====== STORED ROWS

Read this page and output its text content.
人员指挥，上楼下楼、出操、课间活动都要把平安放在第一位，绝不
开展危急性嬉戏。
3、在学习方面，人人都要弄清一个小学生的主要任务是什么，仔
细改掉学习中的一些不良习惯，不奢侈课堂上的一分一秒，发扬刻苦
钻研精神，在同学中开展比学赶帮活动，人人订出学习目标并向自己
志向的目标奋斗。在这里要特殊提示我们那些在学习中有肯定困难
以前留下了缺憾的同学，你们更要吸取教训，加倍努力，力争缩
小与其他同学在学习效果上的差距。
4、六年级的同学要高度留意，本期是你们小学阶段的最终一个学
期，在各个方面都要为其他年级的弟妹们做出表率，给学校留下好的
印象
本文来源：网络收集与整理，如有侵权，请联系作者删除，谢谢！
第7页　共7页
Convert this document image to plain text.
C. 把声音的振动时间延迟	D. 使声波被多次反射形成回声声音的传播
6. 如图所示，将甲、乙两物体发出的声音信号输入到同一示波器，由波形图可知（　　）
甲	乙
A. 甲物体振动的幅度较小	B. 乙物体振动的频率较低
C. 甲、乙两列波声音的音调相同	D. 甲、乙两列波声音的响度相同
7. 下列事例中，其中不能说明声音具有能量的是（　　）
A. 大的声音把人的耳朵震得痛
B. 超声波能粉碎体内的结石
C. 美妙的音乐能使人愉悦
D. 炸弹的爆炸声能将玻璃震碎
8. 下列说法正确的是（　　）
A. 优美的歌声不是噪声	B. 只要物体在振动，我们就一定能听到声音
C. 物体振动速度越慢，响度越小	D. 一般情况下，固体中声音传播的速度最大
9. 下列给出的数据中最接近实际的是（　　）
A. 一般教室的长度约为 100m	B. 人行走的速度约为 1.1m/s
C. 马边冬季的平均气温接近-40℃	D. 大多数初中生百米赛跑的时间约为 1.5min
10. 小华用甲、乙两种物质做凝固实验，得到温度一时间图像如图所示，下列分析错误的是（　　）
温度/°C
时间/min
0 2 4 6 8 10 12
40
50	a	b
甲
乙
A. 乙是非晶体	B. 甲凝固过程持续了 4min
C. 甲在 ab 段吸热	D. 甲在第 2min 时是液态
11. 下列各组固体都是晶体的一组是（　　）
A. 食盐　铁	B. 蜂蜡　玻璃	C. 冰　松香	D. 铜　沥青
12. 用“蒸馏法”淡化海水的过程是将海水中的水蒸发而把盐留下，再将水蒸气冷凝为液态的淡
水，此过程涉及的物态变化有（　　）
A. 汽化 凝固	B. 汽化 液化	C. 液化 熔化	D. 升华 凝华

============

__REQUIREMENTS__
Return every record, word for word.

__RESPONSE TO THE EXERCISE__
Read this page and output its text content.
人员指挥，上楼下楼、出操、课间活动都要把平安放在第一位，绝不
开展危急性嬉戏。
3、在学习方面，人人都要弄清一个小学生的主要任务是什么，仔
细改掉学习中的一些不良习惯，不奢侈课堂上的一分一秒，发扬刻苦
钻研精神，在同学中开展比学赶帮活动，人人订出学习目标并向自己
志向的目标奋斗。在这里要特殊提示我们那些在学习中有肯定困难
以前留下了缺憾的同学，你们更要吸取教训，加倍努力，力争缩
小与其他同学在学习效果上的差距。
4、六年级的同学要高度留意，本期是你们小学阶段的最终一个学
期，在各个方面都要为其他年级的弟妹们做出表率，给学校留下好的
印象
本文来源：网络收集与整理，如有侵权，请联系作者删除，谢谢！
第7页　共7页
Convert this document image to plain text.
C. 把声音的振动时间延迟	D. 使声波被多次反射形成回声声音的传播
6. 如图所示，将甲、乙两物体发出的声音信号输入到同一示波器，由波形图可知（　　）
甲	乙
A. 甲物体振动的幅度较小	B. 乙物体振动的频率较低
C. 甲、乙两列波声音的音调相同	D. 甲、乙两列波声音的响度相同
7. 下列事例中，其中不能说明声音具有能量的是（　　）
A. 大的声音把人的耳朵震得痛
B. 超声波能粉碎体内的结石
C. 美妙的音乐能使人愉悦
D. 炸弹的爆炸声能将玻璃震碎
8. 下列说法正确的是（　　）
A. 优美的歌声不是噪声	B. 只要物体在振动，我们就一定能听到声音
C. 物体振动速度越慢，响度越小	D. 一般情况下，固体中声音传播的速度最大
9. 下列给出的数据中最接近实际的是（　　）
A. 一般教室的长度约为 100m	B. 人行走的速度约为 1.1m/s
C. 马边冬季的平均气温接近-40℃	D. 大多数初中生百米赛跑的时间约为 1.5min
10. 小华用甲、乙两种物质做凝固实验，得到温度一时间图像如图所示，下列分析错误的是（　　）
温度/°C
时间/min
0 2 4 6 8 10 12
40
50	a	b
甲
乙
A. 乙是非晶体	B. 甲凝固过程持续了 4min
C. 甲在 ab 段吸热	D. 甲在第 2min 时是液态
11. 下列各组固体都是晶体的一组是（　　）
A. 食盐　铁	B. 蜂蜡　玻璃	C. 冰　松香	D. 铜　沥青
12. 用“蒸馏法”淡化海水的过程是将海水中的水蒸发而把盐留下，再将水蒸气冷凝为液态的淡
水，此过程涉及的物态变化有（　　）
A. 汽化 凝固	B. 汽化 液化	C. 液化 熔化	D. 升华 凝华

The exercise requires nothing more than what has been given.